# [PROMPT]
Rewrite the items between the lines holding "x-tick-label: AÑO 2017 — [150, 519, 221, 537]" and "point — [390, 133, 403, 146]", inclusive, with every "point" changed to "marker" and nothing else altered. Return only those lines.
-- TASK DATA start --
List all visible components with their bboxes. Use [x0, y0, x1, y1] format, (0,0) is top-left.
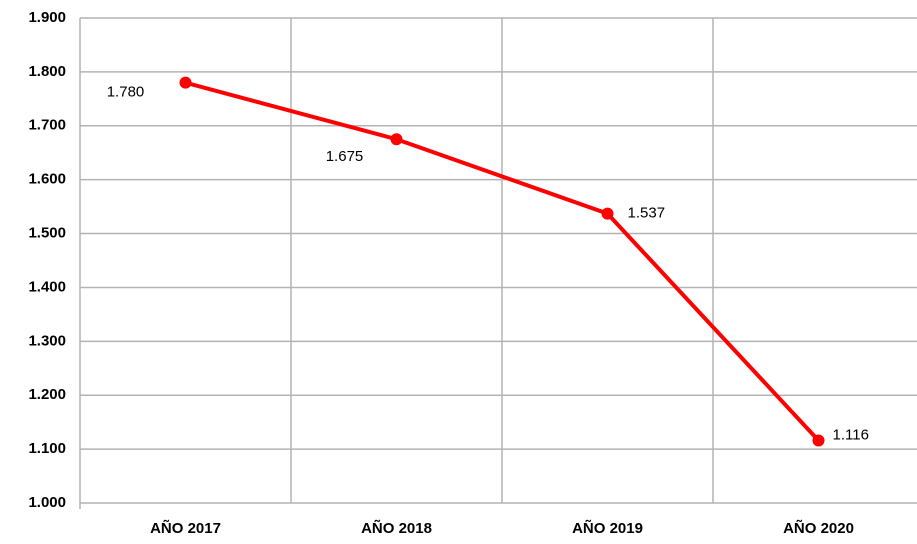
x-tick-label: AÑO 2017 — [150, 519, 221, 537]
y-tick-label: 1.100 — [28, 440, 66, 457]
x-tick-label: AÑO 2020 — [783, 519, 854, 537]
y-tick-label: 1.500 — [28, 225, 66, 242]
data-label: 1.116 — [833, 426, 869, 443]
x-tick-label: AÑO 2019 — [572, 519, 643, 537]
x-tick-label: AÑO 2018 — [361, 519, 432, 537]
y-tick-label: 1.700 — [28, 117, 66, 134]
data-label: 1.780 — [107, 84, 145, 101]
line — [184, 80, 820, 442]
y-tick-label: 1.400 — [28, 278, 66, 295]
point — [601, 207, 614, 220]
data-label: 1.537 — [628, 205, 666, 222]
y-tick-label: 1.600 — [28, 171, 66, 188]
y-tick-label: 1.300 — [28, 332, 66, 349]
y-tick-label: 1.800 — [28, 63, 66, 80]
point — [179, 76, 192, 89]
point — [390, 133, 403, 146]
data-label: 1.675 — [326, 148, 364, 165]
point — [812, 434, 825, 447]
y-tick-label: 1.900 — [28, 9, 66, 26]
y-tick-label: 1.200 — [28, 386, 66, 403]
y-tick-label: 1.000 — [28, 494, 66, 511]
-- TASK DATA end --
# [SOLVED EXERCISE]
x-tick-label: AÑO 2017 — [150, 519, 221, 537]
y-tick-label: 1.100 — [28, 440, 66, 457]
x-tick-label: AÑO 2020 — [783, 519, 854, 537]
y-tick-label: 1.500 — [28, 225, 66, 242]
data-label: 1.116 — [833, 426, 869, 443]
x-tick-label: AÑO 2019 — [572, 519, 643, 537]
x-tick-label: AÑO 2018 — [361, 519, 432, 537]
y-tick-label: 1.700 — [28, 117, 66, 134]
data-label: 1.780 — [107, 84, 145, 101]
line — [184, 80, 820, 442]
y-tick-label: 1.400 — [28, 278, 66, 295]
marker — [601, 207, 614, 220]
data-label: 1.537 — [628, 205, 666, 222]
y-tick-label: 1.600 — [28, 171, 66, 188]
y-tick-label: 1.300 — [28, 332, 66, 349]
y-tick-label: 1.800 — [28, 63, 66, 80]
marker — [179, 76, 192, 89]
marker — [390, 133, 403, 146]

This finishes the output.